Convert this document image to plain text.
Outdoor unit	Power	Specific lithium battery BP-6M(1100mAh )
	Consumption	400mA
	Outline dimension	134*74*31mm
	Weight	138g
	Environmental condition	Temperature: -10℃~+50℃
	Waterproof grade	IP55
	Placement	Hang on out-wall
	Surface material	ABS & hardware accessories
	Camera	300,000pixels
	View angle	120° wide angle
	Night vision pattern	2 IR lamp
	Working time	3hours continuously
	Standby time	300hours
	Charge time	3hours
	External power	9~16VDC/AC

# What the exercise asks:
Type the material above out again, exactly.

# Exercise result:
Convert this document image to plain text.
Outdoor unit	Power	Specific lithium battery BP-6M(1100mAh )
	Consumption	400mA
	Outline dimension	134*74*31mm
	Weight	138g
	Environmental condition	Temperature: -10℃~+50℃
	Waterproof grade	IP55
	Placement	Hang on out-wall
	Surface material	ABS & hardware accessories
	Camera	300,000pixels
	View angle	120° wide angle
	Night vision pattern	2 IR lamp
	Working time	3hours continuously
	Standby time	300hours
	Charge time	3hours
	External power	9~16VDC/AC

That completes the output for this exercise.